_Aim:_
Exactly how many lines have the word "vulputate"? Answer with the bare number.

_Items:_
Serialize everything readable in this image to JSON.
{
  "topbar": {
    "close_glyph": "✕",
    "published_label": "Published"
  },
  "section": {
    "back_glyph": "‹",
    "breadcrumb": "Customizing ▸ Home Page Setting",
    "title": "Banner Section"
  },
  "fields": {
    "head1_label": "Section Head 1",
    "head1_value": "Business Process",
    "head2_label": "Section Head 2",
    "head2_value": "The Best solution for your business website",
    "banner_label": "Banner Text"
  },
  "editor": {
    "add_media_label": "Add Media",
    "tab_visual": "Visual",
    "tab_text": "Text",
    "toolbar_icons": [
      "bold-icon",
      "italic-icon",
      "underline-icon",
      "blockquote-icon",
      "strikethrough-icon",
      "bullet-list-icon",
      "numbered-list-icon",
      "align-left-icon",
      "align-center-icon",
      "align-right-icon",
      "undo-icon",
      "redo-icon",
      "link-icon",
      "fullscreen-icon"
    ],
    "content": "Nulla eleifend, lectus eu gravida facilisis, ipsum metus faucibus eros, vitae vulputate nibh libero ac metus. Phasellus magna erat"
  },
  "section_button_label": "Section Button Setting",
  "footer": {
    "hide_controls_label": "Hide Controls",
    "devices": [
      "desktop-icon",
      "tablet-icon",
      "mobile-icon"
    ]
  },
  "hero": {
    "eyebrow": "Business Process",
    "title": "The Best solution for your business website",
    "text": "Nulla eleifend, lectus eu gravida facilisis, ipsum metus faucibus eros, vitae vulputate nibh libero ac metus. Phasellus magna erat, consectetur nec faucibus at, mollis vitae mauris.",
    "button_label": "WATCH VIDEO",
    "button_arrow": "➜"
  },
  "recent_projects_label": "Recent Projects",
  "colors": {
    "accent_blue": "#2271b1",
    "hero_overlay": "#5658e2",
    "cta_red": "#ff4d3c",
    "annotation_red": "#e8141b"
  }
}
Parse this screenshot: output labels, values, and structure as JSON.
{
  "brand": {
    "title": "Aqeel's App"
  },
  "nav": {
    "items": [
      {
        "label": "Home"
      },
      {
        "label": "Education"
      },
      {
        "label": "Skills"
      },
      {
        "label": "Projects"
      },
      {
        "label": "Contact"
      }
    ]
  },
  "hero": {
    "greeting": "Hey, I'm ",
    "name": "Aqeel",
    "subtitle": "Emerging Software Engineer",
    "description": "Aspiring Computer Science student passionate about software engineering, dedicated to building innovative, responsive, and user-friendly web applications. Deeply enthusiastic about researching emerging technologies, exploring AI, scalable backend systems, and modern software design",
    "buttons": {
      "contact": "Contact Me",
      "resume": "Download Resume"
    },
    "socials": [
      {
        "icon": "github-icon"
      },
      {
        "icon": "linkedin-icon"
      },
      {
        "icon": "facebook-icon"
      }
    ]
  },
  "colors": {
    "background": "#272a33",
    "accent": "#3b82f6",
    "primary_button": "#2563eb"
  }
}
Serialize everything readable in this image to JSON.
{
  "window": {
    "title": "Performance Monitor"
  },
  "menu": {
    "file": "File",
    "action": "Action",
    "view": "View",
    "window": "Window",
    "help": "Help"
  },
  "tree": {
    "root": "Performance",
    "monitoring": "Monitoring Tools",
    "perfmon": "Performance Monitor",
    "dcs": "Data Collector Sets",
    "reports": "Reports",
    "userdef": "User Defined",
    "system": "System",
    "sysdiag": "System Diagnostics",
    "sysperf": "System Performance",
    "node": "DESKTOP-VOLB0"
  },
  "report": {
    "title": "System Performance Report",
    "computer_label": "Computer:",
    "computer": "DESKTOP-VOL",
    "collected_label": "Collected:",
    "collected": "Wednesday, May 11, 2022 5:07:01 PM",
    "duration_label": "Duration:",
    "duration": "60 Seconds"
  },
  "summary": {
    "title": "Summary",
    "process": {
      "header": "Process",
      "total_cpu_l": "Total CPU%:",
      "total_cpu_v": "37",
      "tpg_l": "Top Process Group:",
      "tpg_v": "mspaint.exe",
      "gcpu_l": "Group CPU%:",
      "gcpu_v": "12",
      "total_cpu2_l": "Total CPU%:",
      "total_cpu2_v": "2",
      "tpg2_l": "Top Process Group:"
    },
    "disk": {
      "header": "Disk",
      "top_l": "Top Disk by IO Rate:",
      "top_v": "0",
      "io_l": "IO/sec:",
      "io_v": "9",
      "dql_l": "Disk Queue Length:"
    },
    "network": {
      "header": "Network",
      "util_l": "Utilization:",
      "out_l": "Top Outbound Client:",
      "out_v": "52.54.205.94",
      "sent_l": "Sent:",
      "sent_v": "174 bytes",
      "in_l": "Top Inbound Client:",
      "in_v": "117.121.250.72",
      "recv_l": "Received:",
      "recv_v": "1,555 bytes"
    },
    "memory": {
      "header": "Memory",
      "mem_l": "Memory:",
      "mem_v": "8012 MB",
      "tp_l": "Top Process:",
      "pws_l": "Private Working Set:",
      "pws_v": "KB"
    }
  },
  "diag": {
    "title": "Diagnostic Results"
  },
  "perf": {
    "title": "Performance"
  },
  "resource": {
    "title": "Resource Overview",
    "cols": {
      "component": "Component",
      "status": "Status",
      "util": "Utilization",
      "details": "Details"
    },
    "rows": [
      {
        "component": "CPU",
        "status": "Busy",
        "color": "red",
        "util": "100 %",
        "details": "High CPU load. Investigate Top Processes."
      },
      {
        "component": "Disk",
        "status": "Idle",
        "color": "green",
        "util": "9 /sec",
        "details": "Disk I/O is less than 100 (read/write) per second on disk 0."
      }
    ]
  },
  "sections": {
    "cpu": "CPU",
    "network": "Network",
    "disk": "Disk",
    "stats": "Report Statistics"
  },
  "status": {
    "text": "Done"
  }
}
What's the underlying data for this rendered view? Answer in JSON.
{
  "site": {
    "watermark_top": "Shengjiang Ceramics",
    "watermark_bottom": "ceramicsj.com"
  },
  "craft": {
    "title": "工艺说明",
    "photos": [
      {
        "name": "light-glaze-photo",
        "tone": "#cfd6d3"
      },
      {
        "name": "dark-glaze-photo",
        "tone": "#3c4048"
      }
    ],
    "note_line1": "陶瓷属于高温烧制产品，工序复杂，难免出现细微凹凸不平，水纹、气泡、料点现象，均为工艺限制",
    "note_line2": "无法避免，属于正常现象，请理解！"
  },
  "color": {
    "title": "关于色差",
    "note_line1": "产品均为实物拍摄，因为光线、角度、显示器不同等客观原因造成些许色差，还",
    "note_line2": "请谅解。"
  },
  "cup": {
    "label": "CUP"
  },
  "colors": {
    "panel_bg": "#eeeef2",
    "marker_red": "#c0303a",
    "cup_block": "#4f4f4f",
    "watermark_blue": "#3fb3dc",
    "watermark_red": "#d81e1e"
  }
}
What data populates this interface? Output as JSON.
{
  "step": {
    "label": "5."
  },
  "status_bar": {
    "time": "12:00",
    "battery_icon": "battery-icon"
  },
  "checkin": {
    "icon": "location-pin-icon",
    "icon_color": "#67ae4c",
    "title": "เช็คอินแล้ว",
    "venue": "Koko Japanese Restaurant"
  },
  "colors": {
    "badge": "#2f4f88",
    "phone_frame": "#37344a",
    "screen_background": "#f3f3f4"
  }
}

_Exercise output:_
2